* _Given problem_: Print the entries verbatim, leaving out the images they contain.

* _Data in this exercise_:
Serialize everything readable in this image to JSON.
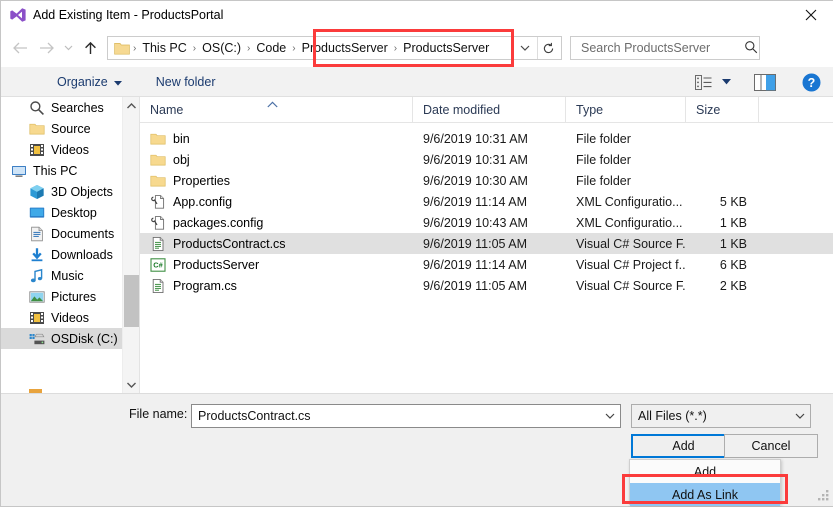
{
  "window": {
    "title": "Add Existing Item - ProductsPortal",
    "app_icon": "visual-studio-icon",
    "close_label": "✕"
  },
  "nav": {
    "back_icon": "arrow-left-icon",
    "forward_icon": "arrow-right-icon",
    "recent_icon": "chevron-down-icon",
    "up_icon": "arrow-up-icon",
    "breadcrumbs": [
      "This PC",
      "OS(C:)",
      "Code",
      "ProductsServer",
      "ProductsServer"
    ],
    "separator": "›",
    "dropdown_icon": "chevron-down-icon",
    "refresh_icon": "refresh-icon"
  },
  "search": {
    "placeholder": "Search ProductsServer",
    "value": "",
    "icon": "search-icon"
  },
  "commandbar": {
    "organize_label": "Organize",
    "organize_caret": "▾",
    "new_folder_label": "New folder",
    "view_icon": "list-view-icon",
    "view_caret": "▾",
    "preview_icon": "preview-pane-icon",
    "help_icon": "help-icon"
  },
  "sidebar": {
    "items": [
      {
        "label": "Searches",
        "icon": "search-folder-icon",
        "level": 1,
        "selected": false
      },
      {
        "label": "Source",
        "icon": "folder-icon",
        "level": 1,
        "selected": false
      },
      {
        "label": "Videos",
        "icon": "videos-icon",
        "level": 1,
        "selected": false
      },
      {
        "label": "This PC",
        "icon": "this-pc-icon",
        "level": 0,
        "selected": false
      },
      {
        "label": "3D Objects",
        "icon": "3d-objects-icon",
        "level": 1,
        "selected": false
      },
      {
        "label": "Desktop",
        "icon": "desktop-icon",
        "level": 1,
        "selected": false
      },
      {
        "label": "Documents",
        "icon": "documents-icon",
        "level": 1,
        "selected": false
      },
      {
        "label": "Downloads",
        "icon": "downloads-icon",
        "level": 1,
        "selected": false
      },
      {
        "label": "Music",
        "icon": "music-icon",
        "level": 1,
        "selected": false
      },
      {
        "label": "Pictures",
        "icon": "pictures-icon",
        "level": 1,
        "selected": false
      },
      {
        "label": "Videos",
        "icon": "videos-icon",
        "level": 1,
        "selected": false
      },
      {
        "label": "OSDisk (C:)",
        "icon": "disk-icon",
        "level": 1,
        "selected": true
      }
    ],
    "scroll_up_icon": "chevron-up-icon",
    "scroll_down_icon": "chevron-down-icon"
  },
  "filelist": {
    "columns": [
      "Name",
      "Date modified",
      "Type",
      "Size"
    ],
    "sort_indicator": "^",
    "rows": [
      {
        "name": "bin",
        "date": "9/6/2019 10:31 AM",
        "type": "File folder",
        "size": "",
        "icon": "folder-icon",
        "selected": false
      },
      {
        "name": "obj",
        "date": "9/6/2019 10:31 AM",
        "type": "File folder",
        "size": "",
        "icon": "folder-icon",
        "selected": false
      },
      {
        "name": "Properties",
        "date": "9/6/2019 10:30 AM",
        "type": "File folder",
        "size": "",
        "icon": "folder-icon",
        "selected": false
      },
      {
        "name": "App.config",
        "date": "9/6/2019 11:14 AM",
        "type": "XML Configuratio...",
        "size": "5 KB",
        "icon": "config-file-icon",
        "selected": false
      },
      {
        "name": "packages.config",
        "date": "9/6/2019 10:43 AM",
        "type": "XML Configuratio...",
        "size": "1 KB",
        "icon": "config-file-icon",
        "selected": false
      },
      {
        "name": "ProductsContract.cs",
        "date": "9/6/2019 11:05 AM",
        "type": "Visual C# Source F...",
        "size": "1 KB",
        "icon": "cs-file-icon",
        "selected": true
      },
      {
        "name": "ProductsServer",
        "date": "9/6/2019 11:14 AM",
        "type": "Visual C# Project f...",
        "size": "6 KB",
        "icon": "csproj-icon",
        "selected": false
      },
      {
        "name": "Program.cs",
        "date": "9/6/2019 11:05 AM",
        "type": "Visual C# Source F...",
        "size": "2 KB",
        "icon": "cs-file-icon",
        "selected": false
      }
    ]
  },
  "footer": {
    "filename_label": "File name:",
    "filename_value": "ProductsContract.cs",
    "filename_dropdown_icon": "chevron-down-icon",
    "filter_value": "All Files (*.*)",
    "filter_dropdown_icon": "chevron-down-icon",
    "add_label": "Add",
    "add_split_icon": "caret-down-icon",
    "cancel_label": "Cancel",
    "resize_grip_icon": "resize-grip-icon"
  },
  "dropdown_menu": {
    "items": [
      {
        "label": "Add",
        "highlighted": false
      },
      {
        "label": "Add As Link",
        "highlighted": true
      }
    ]
  },
  "annotations": {
    "breadcrumb_highlight_color": "#fb3b3b",
    "menu_highlight_color": "#fb3b3b",
    "selection_color": "#8fc6f2",
    "accent_color": "#0078d7"
  }
}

* _Reply_:
Serialize everything readable in this image to JSON.
{
  "window": {
    "title": "Add Existing Item - ProductsPortal",
    "app_icon": "visual-studio-icon",
    "close_label": "✕"
  },
  "nav": {
    "back_icon": "arrow-left-icon",
    "forward_icon": "arrow-right-icon",
    "recent_icon": "chevron-down-icon",
    "up_icon": "arrow-up-icon",
    "breadcrumbs": [
      "This PC",
      "OS(C:)",
      "Code",
      "ProductsServer",
      "ProductsServer"
    ],
    "separator": "›",
    "dropdown_icon": "chevron-down-icon",
    "refresh_icon": "refresh-icon"
  },
  "search": {
    "placeholder": "Search ProductsServer",
    "value": "",
    "icon": "search-icon"
  },
  "commandbar": {
    "organize_label": "Organize",
    "organize_caret": "▾",
    "new_folder_label": "New folder",
    "view_icon": "list-view-icon",
    "view_caret": "▾",
    "preview_icon": "preview-pane-icon",
    "help_icon": "help-icon"
  },
  "sidebar": {
    "items": [
      {
        "label": "Searches",
        "icon": "search-folder-icon",
        "level": 1,
        "selected": false
      },
      {
        "label": "Source",
        "icon": "folder-icon",
        "level": 1,
        "selected": false
      },
      {
        "label": "Videos",
        "icon": "videos-icon",
        "level": 1,
        "selected": false
      },
      {
        "label": "This PC",
        "icon": "this-pc-icon",
        "level": 0,
        "selected": false
      },
      {
        "label": "3D Objects",
        "icon": "3d-objects-icon",
        "level": 1,
        "selected": false
      },
      {
        "label": "Desktop",
        "icon": "desktop-icon",
        "level": 1,
        "selected": false
      },
      {
        "label": "Documents",
        "icon": "documents-icon",
        "level": 1,
        "selected": false
      },
      {
        "label": "Downloads",
        "icon": "downloads-icon",
        "level": 1,
        "selected": false
      },
      {
        "label": "Music",
        "icon": "music-icon",
        "level": 1,
        "selected": false
      },
      {
        "label": "Pictures",
        "icon": "pictures-icon",
        "level": 1,
        "selected": false
      },
      {
        "label": "Videos",
        "icon": "videos-icon",
        "level": 1,
        "selected": false
      },
      {
        "label": "OSDisk (C:)",
        "icon": "disk-icon",
        "level": 1,
        "selected": true
      }
    ],
    "scroll_up_icon": "chevron-up-icon",
    "scroll_down_icon": "chevron-down-icon"
  },
  "filelist": {
    "columns": [
      "Name",
      "Date modified",
      "Type",
      "Size"
    ],
    "sort_indicator": "^",
    "rows": [
      {
        "name": "bin",
        "date": "9/6/2019 10:31 AM",
        "type": "File folder",
        "size": "",
        "icon": "folder-icon",
        "selected": false
      },
      {
        "name": "obj",
        "date": "9/6/2019 10:31 AM",
        "type": "File folder",
        "size": "",
        "icon": "folder-icon",
        "selected": false
      },
      {
        "name": "Properties",
        "date": "9/6/2019 10:30 AM",
        "type": "File folder",
        "size": "",
        "icon": "folder-icon",
        "selected": false
      },
      {
        "name": "App.config",
        "date": "9/6/2019 11:14 AM",
        "type": "XML Configuratio...",
        "size": "5 KB",
        "icon": "config-file-icon",
        "selected": false
      },
      {
        "name": "packages.config",
        "date": "9/6/2019 10:43 AM",
        "type": "XML Configuratio...",
        "size": "1 KB",
        "icon": "config-file-icon",
        "selected": false
      },
      {
        "name": "ProductsContract.cs",
        "date": "9/6/2019 11:05 AM",
        "type": "Visual C# Source F...",
        "size": "1 KB",
        "icon": "cs-file-icon",
        "selected": true
      },
      {
        "name": "ProductsServer",
        "date": "9/6/2019 11:14 AM",
        "type": "Visual C# Project f...",
        "size": "6 KB",
        "icon": "csproj-icon",
        "selected": false
      },
      {
        "name": "Program.cs",
        "date": "9/6/2019 11:05 AM",
        "type": "Visual C# Source F...",
        "size": "2 KB",
        "icon": "cs-file-icon",
        "selected": false
      }
    ]
  },
  "footer": {
    "filename_label": "File name:",
    "filename_value": "ProductsContract.cs",
    "filename_dropdown_icon": "chevron-down-icon",
    "filter_value": "All Files (*.*)",
    "filter_dropdown_icon": "chevron-down-icon",
    "add_label": "Add",
    "add_split_icon": "caret-down-icon",
    "cancel_label": "Cancel",
    "resize_grip_icon": "resize-grip-icon"
  },
  "dropdown_menu": {
    "items": [
      {
        "label": "Add",
        "highlighted": false
      },
      {
        "label": "Add As Link",
        "highlighted": true
      }
    ]
  },
  "annotations": {
    "breadcrumb_highlight_color": "#fb3b3b",
    "menu_highlight_color": "#fb3b3b",
    "selection_color": "#8fc6f2",
    "accent_color": "#0078d7"
  }
}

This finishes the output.